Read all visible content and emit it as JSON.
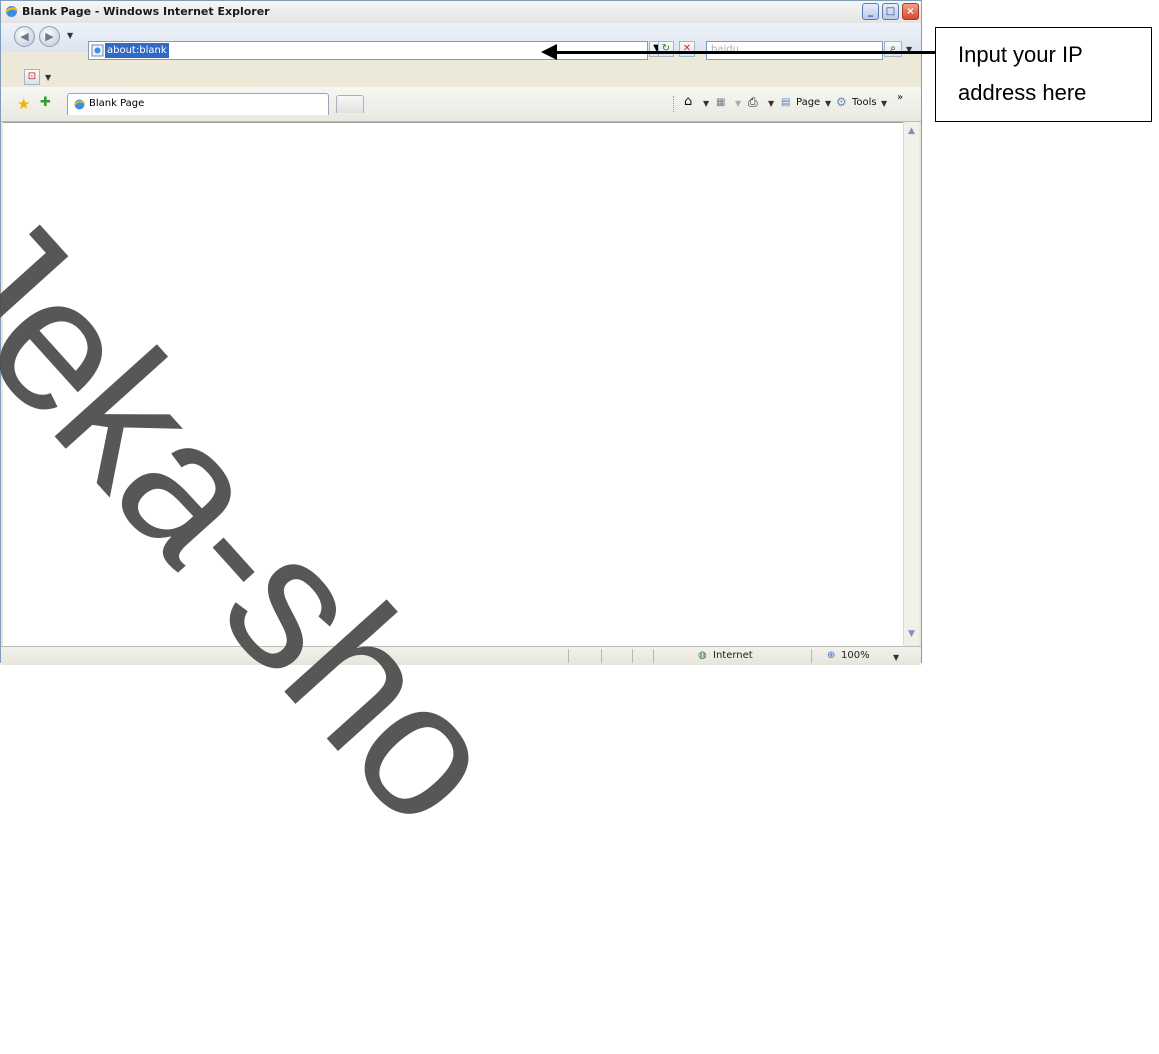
{
  "window": {
    "title": "Blank Page - Windows Internet Explorer",
    "minimize_label": "_",
    "maximize_label": "□",
    "close_label": "×"
  },
  "navigation": {
    "back_icon": "back-arrow-icon",
    "forward_icon": "forward-arrow-icon",
    "address_value": "about:blank",
    "search_placeholder": "baidu"
  },
  "tabs": [
    {
      "label": "Blank Page"
    }
  ],
  "command_bar": {
    "page_label": "Page",
    "tools_label": "Tools"
  },
  "status_bar": {
    "zone": "Internet",
    "zoom": "100%"
  },
  "annotation": {
    "line1": "Input your IP",
    "line2": "address here"
  },
  "watermark": {
    "text": "Jeka-sho"
  },
  "colors": {
    "window_frame": "#7f9db9",
    "url_highlight": "#316ac5",
    "close_button": "#d64a2b"
  }
}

### To do:
Go through the listing above and write it all out exactly, leaving out any picture.

### Problem solution:
Read all visible content and emit it as JSON.
{
  "window": {
    "title": "Blank Page - Windows Internet Explorer",
    "minimize_label": "_",
    "maximize_label": "□",
    "close_label": "×"
  },
  "navigation": {
    "back_icon": "back-arrow-icon",
    "forward_icon": "forward-arrow-icon",
    "address_value": "about:blank",
    "search_placeholder": "baidu"
  },
  "tabs": [
    {
      "label": "Blank Page"
    }
  ],
  "command_bar": {
    "page_label": "Page",
    "tools_label": "Tools"
  },
  "status_bar": {
    "zone": "Internet",
    "zoom": "100%"
  },
  "annotation": {
    "line1": "Input your IP",
    "line2": "address here"
  },
  "watermark": {
    "text": "Jeka-sho"
  },
  "colors": {
    "window_frame": "#7f9db9",
    "url_highlight": "#316ac5",
    "close_button": "#d64a2b"
  }
}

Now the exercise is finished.